* **Task description**:
Where a line holds "家乐超市", copy it.

start Dataset

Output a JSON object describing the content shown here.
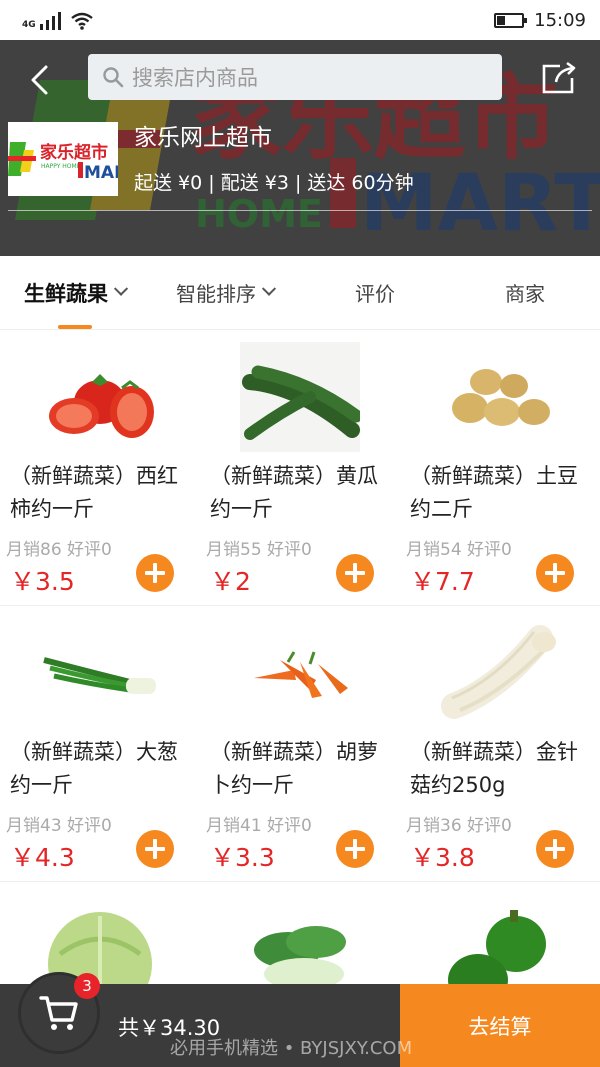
{
  "status_bar": {
    "network": "4G",
    "time": "15:09"
  },
  "header": {
    "search_placeholder": "搜索店内商品",
    "store_name": "家乐网上超市",
    "store_info": "起送 ¥0 | 配送 ¥3 | 送达 60分钟",
    "logo_text_cn": "家乐超市",
    "logo_text_en": "MART",
    "logo_text_sub": "HAPPY HOME",
    "banner_text_cn": "家乐超市",
    "banner_text_en": "MART",
    "banner_text_home": "HOME"
  },
  "tabs": [
    {
      "label": "生鲜蔬果"
    },
    {
      "label": "智能排序"
    },
    {
      "label": "评价"
    },
    {
      "label": "商家"
    }
  ],
  "products": [
    {
      "name": "（新鲜蔬菜）西红柿约一斤",
      "sales": "月销86 好评0",
      "price": "￥3.5",
      "icon": "tomato"
    },
    {
      "name": "（新鲜蔬菜）黄瓜约一斤",
      "sales": "月销55 好评0",
      "price": "￥2",
      "icon": "cucumber"
    },
    {
      "name": "（新鲜蔬菜）土豆约二斤",
      "sales": "月销54 好评0",
      "price": "￥7.7",
      "icon": "potato"
    },
    {
      "name": "（新鲜蔬菜）大葱约一斤",
      "sales": "月销43 好评0",
      "price": "￥4.3",
      "icon": "scallion"
    },
    {
      "name": "（新鲜蔬菜）胡萝卜约一斤",
      "sales": "月销41 好评0",
      "price": "￥3.3",
      "icon": "carrot"
    },
    {
      "name": "（新鲜蔬菜）金针菇约250g",
      "sales": "月销36 好评0",
      "price": "￥3.8",
      "icon": "enoki"
    }
  ],
  "partial_row_icons": [
    "cabbage",
    "bok-choy",
    "green-pepper"
  ],
  "cart": {
    "badge": "3",
    "total": "共￥34.30",
    "checkout": "去结算"
  },
  "watermark": "必用手机精选 • BYJSJXY.COM",
  "colors": {
    "accent": "#f5891f",
    "price": "#e42626",
    "badge": "#e8232a",
    "bar": "#3b3b3b"
  }
}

end Dataset

* **Task solution**:
    "logo_text_cn": "家乐超市",
    "banner_text_cn": "家乐超市",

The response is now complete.